> Work to complete
State how many lines of the records contain the string "microphone", and give no other information.

> Input rows
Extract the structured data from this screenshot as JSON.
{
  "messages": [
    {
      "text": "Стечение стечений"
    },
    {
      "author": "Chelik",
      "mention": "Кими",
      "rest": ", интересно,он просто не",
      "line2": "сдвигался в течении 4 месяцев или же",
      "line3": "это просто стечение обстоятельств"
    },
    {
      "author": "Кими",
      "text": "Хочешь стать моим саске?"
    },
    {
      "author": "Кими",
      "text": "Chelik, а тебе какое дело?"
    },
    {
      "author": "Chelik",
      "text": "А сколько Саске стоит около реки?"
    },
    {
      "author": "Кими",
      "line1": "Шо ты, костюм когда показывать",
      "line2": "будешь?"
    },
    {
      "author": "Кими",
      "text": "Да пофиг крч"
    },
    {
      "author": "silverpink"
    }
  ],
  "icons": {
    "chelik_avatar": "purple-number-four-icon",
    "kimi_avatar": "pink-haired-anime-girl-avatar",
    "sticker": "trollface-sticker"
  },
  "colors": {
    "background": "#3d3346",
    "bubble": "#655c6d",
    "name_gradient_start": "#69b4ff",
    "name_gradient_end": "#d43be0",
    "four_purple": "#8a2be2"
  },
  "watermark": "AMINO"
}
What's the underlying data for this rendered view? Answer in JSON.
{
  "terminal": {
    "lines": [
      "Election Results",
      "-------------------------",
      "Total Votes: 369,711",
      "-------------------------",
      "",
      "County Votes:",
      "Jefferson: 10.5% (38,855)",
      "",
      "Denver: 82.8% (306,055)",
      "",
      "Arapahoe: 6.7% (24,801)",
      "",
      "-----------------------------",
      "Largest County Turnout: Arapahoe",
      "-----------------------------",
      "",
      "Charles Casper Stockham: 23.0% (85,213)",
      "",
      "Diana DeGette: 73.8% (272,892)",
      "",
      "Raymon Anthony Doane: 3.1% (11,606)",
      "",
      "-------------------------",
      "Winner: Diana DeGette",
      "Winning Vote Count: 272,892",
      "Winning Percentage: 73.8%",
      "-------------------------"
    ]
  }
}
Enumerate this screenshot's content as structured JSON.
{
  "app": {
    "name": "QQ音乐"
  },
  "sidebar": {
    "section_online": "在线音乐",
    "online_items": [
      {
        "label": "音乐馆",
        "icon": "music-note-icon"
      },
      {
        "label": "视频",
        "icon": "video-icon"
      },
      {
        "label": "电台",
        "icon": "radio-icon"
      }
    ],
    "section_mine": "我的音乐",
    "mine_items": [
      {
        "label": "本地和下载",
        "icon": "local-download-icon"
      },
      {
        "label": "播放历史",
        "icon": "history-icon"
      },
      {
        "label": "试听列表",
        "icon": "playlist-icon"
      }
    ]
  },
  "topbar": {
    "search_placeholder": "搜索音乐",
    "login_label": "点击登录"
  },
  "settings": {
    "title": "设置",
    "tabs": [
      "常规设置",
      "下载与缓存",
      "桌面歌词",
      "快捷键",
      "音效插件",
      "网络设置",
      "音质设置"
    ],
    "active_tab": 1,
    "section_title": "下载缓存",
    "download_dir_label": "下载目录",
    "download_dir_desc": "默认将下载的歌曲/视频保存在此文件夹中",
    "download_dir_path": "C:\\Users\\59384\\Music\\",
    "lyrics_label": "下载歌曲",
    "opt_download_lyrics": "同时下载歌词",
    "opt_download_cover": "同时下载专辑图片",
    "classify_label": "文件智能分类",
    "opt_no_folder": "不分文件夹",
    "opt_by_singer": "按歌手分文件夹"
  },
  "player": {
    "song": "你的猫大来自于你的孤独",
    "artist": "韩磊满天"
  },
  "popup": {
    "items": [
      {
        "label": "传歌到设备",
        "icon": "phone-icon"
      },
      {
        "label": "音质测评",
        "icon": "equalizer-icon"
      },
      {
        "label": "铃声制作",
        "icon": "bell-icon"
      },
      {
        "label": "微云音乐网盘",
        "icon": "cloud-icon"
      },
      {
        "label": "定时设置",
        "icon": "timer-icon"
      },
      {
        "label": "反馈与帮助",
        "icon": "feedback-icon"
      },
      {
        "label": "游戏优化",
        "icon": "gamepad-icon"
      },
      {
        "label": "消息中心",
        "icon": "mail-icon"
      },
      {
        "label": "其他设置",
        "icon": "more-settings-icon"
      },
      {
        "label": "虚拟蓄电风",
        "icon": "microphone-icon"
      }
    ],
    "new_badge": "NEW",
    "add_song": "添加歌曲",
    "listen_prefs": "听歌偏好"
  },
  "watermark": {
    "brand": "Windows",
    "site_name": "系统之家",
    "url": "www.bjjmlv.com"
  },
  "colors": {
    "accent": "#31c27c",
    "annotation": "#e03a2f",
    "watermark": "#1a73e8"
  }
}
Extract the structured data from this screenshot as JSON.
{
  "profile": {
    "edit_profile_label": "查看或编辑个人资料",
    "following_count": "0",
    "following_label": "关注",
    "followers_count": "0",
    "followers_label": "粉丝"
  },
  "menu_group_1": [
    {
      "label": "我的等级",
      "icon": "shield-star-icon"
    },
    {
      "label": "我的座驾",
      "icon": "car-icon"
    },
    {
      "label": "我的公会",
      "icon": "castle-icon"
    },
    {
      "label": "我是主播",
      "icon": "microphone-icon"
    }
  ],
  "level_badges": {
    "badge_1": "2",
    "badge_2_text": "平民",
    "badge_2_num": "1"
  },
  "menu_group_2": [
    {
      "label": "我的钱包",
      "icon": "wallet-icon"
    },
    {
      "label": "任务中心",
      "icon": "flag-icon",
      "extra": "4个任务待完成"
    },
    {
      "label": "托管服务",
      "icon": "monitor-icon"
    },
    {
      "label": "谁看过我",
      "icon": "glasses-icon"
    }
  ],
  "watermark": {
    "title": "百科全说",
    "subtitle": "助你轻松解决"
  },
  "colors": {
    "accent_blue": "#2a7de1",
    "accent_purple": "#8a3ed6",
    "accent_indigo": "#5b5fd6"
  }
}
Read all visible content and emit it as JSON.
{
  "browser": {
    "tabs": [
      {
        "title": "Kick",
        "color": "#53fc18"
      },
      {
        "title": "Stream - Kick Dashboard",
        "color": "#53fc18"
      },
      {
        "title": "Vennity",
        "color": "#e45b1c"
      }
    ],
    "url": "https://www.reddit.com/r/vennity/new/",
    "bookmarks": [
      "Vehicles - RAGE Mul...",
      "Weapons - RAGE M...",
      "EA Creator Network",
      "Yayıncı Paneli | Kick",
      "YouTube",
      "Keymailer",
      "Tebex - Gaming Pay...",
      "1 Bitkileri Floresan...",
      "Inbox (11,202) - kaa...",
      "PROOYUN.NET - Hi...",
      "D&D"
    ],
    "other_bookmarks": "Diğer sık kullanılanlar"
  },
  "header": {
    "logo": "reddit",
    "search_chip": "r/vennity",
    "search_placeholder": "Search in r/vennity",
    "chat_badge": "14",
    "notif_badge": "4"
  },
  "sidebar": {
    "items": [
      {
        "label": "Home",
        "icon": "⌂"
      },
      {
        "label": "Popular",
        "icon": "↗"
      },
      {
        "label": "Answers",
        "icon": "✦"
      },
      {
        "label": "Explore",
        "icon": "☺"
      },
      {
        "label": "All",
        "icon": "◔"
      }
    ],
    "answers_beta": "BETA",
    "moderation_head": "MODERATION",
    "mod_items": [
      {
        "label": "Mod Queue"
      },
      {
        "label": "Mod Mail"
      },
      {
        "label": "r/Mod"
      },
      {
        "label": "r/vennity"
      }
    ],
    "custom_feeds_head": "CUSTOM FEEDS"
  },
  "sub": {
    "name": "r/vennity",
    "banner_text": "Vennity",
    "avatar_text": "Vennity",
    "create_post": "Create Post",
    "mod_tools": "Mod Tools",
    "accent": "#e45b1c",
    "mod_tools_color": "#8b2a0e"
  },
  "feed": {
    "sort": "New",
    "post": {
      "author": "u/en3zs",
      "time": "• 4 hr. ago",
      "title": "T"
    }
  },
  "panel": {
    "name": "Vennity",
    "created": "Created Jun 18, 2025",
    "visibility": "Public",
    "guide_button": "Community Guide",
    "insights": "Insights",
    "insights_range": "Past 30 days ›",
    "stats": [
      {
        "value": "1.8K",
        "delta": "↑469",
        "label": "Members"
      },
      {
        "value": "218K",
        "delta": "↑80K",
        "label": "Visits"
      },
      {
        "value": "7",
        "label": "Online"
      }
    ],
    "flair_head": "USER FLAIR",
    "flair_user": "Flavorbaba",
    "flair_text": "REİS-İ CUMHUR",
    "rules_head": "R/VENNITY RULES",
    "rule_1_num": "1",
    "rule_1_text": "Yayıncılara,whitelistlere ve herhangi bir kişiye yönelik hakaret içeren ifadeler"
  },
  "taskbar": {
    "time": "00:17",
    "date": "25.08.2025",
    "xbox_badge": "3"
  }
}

> Correct result
2